> **PROBLEM REQUIREMENTS**: Go through the data below and gather each line containing "томатно".

[Stored dataset items]

────────

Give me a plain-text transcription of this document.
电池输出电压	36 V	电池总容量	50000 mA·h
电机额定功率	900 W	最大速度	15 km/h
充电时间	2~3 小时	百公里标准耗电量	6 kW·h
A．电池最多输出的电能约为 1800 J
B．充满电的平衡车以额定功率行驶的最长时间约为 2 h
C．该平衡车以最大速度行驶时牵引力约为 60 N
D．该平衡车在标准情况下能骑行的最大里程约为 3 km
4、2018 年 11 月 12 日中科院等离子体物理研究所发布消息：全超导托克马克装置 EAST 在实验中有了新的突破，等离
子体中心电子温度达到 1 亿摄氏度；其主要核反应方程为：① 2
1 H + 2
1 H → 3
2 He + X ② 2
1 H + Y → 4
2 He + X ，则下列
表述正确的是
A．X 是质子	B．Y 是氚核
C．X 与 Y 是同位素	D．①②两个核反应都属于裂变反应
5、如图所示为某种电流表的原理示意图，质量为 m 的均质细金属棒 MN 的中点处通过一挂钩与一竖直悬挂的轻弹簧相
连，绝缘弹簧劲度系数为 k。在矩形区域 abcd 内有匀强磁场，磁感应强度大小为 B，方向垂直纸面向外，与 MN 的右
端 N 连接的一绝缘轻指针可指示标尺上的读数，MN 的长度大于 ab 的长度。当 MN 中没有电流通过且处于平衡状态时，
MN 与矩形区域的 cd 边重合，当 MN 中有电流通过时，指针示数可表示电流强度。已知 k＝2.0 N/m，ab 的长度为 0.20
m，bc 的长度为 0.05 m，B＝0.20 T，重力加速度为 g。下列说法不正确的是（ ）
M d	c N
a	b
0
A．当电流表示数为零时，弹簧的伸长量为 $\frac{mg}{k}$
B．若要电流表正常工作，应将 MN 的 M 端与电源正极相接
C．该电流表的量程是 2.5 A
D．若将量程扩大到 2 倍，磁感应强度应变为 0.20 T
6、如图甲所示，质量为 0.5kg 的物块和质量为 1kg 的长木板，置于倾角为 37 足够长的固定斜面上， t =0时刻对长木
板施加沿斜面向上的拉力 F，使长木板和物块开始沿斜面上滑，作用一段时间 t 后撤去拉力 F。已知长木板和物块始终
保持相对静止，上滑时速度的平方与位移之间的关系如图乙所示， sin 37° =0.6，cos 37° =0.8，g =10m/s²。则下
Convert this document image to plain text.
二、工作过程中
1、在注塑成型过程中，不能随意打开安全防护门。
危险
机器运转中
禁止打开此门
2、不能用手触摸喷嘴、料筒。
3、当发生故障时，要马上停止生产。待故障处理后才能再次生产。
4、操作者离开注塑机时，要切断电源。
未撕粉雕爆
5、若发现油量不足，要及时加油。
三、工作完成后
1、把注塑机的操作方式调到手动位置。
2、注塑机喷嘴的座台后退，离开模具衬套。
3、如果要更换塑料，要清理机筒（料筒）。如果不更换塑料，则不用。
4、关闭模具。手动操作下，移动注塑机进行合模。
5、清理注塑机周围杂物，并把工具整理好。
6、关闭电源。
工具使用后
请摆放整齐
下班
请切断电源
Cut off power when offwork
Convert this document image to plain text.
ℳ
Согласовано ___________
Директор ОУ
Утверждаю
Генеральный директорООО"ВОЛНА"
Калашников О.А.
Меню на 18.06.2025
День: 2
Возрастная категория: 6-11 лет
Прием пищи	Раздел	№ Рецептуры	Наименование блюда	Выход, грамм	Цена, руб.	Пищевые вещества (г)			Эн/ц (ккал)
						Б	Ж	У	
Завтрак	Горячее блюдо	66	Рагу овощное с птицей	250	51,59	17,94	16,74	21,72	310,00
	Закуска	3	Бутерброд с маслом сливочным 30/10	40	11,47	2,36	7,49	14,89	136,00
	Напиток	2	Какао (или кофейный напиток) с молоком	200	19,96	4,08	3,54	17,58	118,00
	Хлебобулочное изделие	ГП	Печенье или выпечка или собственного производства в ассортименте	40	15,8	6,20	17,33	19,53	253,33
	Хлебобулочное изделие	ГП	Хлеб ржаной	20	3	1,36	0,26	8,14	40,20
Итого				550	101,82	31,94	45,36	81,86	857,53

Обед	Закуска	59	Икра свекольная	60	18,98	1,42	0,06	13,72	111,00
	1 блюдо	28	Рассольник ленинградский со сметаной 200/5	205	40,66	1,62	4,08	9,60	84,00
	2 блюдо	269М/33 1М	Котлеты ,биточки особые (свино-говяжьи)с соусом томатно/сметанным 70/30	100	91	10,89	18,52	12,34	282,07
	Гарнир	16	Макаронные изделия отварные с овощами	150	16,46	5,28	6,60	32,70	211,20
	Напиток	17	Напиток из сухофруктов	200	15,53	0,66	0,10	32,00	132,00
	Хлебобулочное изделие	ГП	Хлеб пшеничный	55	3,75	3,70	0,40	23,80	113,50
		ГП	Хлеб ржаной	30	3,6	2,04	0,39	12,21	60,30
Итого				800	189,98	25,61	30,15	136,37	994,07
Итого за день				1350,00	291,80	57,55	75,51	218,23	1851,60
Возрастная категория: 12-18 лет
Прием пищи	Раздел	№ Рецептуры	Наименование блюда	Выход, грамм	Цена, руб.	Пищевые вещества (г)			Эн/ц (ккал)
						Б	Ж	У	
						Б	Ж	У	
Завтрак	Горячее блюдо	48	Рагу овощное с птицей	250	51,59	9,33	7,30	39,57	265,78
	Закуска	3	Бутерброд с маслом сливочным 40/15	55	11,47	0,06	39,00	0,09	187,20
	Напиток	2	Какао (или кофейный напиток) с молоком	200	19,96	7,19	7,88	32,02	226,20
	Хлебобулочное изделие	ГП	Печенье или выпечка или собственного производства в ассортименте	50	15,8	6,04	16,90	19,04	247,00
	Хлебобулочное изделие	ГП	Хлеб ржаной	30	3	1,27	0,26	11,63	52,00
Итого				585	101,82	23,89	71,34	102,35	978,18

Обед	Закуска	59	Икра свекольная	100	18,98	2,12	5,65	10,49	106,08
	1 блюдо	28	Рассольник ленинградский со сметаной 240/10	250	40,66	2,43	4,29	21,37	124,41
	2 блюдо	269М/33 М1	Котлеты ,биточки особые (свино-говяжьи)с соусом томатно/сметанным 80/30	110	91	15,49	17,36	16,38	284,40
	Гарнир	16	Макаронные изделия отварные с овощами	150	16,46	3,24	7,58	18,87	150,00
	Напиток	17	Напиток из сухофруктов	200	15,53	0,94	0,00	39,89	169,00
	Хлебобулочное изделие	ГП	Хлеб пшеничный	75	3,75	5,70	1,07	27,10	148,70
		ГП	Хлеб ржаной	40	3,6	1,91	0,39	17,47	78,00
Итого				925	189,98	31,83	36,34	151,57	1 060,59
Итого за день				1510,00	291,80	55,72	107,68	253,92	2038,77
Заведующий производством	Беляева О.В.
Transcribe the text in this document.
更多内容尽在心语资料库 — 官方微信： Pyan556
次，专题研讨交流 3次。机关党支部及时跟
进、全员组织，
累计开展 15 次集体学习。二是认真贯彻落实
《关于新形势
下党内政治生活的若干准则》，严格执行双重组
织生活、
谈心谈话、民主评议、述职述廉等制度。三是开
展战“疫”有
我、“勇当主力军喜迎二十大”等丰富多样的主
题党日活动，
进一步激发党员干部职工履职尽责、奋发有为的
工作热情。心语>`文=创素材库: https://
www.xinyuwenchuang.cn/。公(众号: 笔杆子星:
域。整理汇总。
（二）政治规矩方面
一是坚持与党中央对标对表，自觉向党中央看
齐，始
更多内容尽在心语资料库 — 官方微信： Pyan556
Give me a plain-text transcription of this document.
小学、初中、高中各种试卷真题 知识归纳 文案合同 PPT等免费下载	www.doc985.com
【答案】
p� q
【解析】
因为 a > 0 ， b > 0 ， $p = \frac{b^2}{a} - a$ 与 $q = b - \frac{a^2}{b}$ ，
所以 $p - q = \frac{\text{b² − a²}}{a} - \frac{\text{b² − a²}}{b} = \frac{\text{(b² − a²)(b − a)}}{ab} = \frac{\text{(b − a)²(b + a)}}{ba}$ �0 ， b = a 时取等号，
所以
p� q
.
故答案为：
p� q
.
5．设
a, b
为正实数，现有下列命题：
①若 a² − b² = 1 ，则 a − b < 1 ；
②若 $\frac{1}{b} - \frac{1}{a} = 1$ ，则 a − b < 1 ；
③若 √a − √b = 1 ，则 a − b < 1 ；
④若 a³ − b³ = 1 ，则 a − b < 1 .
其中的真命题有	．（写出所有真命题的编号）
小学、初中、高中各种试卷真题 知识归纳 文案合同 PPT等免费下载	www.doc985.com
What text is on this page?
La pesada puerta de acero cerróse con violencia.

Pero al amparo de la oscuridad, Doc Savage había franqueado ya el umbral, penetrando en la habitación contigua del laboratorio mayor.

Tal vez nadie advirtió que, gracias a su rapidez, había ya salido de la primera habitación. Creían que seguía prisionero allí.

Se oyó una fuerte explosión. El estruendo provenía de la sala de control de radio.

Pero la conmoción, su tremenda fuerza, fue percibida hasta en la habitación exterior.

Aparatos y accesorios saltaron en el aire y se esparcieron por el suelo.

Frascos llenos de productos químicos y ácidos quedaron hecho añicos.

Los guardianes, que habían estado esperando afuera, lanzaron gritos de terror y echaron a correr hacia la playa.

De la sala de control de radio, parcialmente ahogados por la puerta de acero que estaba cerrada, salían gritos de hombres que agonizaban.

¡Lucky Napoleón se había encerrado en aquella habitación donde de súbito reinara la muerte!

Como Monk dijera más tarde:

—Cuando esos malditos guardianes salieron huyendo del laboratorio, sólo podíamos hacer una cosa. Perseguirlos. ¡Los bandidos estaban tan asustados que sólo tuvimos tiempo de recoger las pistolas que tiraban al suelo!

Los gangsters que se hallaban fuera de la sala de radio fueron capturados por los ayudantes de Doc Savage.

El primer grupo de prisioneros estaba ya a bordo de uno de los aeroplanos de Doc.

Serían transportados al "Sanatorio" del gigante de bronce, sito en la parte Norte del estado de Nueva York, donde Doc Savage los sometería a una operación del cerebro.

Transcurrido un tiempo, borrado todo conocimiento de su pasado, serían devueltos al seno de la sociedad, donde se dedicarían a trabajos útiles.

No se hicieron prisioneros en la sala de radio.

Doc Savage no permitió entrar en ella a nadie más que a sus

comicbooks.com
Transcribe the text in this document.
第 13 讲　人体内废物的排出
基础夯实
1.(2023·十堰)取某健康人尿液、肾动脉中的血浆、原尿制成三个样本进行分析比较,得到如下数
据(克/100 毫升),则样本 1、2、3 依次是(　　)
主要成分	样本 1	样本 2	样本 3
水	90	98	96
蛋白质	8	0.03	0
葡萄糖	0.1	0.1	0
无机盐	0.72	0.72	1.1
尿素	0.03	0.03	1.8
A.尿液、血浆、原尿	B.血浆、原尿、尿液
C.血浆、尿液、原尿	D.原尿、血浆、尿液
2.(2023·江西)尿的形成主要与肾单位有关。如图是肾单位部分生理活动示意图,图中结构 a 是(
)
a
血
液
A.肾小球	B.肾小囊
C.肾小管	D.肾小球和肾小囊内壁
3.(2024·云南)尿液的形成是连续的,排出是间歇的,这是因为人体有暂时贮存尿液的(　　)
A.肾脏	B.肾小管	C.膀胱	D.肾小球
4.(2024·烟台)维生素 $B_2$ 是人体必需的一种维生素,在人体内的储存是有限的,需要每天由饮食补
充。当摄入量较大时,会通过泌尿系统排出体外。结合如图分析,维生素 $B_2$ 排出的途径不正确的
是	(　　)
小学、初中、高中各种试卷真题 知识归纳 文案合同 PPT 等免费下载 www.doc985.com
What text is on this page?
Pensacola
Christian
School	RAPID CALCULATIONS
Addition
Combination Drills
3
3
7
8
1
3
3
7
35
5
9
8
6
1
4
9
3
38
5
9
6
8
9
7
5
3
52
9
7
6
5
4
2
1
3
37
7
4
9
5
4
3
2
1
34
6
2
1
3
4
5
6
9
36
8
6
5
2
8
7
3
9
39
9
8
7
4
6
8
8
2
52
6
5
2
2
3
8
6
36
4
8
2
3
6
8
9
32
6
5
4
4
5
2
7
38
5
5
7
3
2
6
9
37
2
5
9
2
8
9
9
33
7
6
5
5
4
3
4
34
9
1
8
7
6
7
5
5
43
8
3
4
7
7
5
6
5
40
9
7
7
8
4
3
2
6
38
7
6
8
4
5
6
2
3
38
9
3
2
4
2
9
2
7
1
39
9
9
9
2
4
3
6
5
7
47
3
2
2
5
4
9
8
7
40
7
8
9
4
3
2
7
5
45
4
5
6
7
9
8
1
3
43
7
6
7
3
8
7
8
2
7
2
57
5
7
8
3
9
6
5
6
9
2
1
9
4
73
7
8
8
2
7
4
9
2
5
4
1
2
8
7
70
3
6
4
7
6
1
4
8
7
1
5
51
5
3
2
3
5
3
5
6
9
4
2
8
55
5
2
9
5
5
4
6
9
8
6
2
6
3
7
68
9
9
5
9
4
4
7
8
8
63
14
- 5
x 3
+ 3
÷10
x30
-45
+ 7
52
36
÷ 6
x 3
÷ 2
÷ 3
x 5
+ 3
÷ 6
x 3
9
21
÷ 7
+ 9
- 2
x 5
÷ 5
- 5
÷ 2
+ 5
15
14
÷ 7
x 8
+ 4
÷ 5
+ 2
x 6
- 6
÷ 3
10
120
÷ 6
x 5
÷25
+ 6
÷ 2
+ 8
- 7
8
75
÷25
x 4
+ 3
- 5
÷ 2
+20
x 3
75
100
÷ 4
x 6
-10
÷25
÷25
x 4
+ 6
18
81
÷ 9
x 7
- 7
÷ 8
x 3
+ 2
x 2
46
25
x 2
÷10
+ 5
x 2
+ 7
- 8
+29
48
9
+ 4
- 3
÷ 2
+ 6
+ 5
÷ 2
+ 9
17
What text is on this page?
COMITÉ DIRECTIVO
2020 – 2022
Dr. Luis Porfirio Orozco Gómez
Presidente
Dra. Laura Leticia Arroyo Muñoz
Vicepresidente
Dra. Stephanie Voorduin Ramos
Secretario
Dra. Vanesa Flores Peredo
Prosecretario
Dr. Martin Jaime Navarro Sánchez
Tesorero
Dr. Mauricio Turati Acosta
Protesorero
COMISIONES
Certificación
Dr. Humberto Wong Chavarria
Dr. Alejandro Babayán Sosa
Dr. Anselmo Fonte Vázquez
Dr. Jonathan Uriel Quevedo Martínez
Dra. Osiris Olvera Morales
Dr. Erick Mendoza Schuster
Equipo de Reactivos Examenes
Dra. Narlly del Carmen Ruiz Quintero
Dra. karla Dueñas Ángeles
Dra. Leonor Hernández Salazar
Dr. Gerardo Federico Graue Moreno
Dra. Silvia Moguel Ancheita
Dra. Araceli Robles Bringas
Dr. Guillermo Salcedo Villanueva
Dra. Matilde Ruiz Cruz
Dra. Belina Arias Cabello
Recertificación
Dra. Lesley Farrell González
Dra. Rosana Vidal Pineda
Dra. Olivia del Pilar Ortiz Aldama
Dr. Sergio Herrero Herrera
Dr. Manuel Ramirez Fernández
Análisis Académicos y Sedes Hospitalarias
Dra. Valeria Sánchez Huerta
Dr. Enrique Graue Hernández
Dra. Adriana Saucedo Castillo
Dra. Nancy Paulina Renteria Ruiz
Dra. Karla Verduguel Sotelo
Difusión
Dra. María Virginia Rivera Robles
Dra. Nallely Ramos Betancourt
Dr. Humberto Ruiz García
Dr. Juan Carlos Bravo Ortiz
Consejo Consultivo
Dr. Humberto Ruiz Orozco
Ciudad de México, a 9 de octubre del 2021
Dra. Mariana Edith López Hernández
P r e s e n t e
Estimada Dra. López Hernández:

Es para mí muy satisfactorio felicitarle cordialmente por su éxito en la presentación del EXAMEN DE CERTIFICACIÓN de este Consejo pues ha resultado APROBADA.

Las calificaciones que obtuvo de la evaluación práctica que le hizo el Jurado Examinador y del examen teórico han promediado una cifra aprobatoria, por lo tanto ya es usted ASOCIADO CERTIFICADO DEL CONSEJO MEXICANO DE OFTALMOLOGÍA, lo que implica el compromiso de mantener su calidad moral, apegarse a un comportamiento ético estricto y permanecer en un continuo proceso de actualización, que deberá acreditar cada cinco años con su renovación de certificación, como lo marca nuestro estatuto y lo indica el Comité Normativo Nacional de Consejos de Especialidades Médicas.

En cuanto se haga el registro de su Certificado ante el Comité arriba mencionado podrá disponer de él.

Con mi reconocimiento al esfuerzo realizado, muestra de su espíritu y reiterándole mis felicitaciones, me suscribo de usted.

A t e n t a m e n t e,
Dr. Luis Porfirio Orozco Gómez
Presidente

────────

> **ANSWER IN FULL**:
	2 блюдо	269М/33 1М	Котлеты ,биточки особые (свино-говяжьи)с соусом томатно/сметанным 70/30	100	91	10,89	18,52	12,34	282,07
	2 блюдо	269М/33 М1	Котлеты ,биточки особые (свино-говяжьи)с соусом томатно/сметанным 80/30	110	91	15,49	17,36	16,38	284,40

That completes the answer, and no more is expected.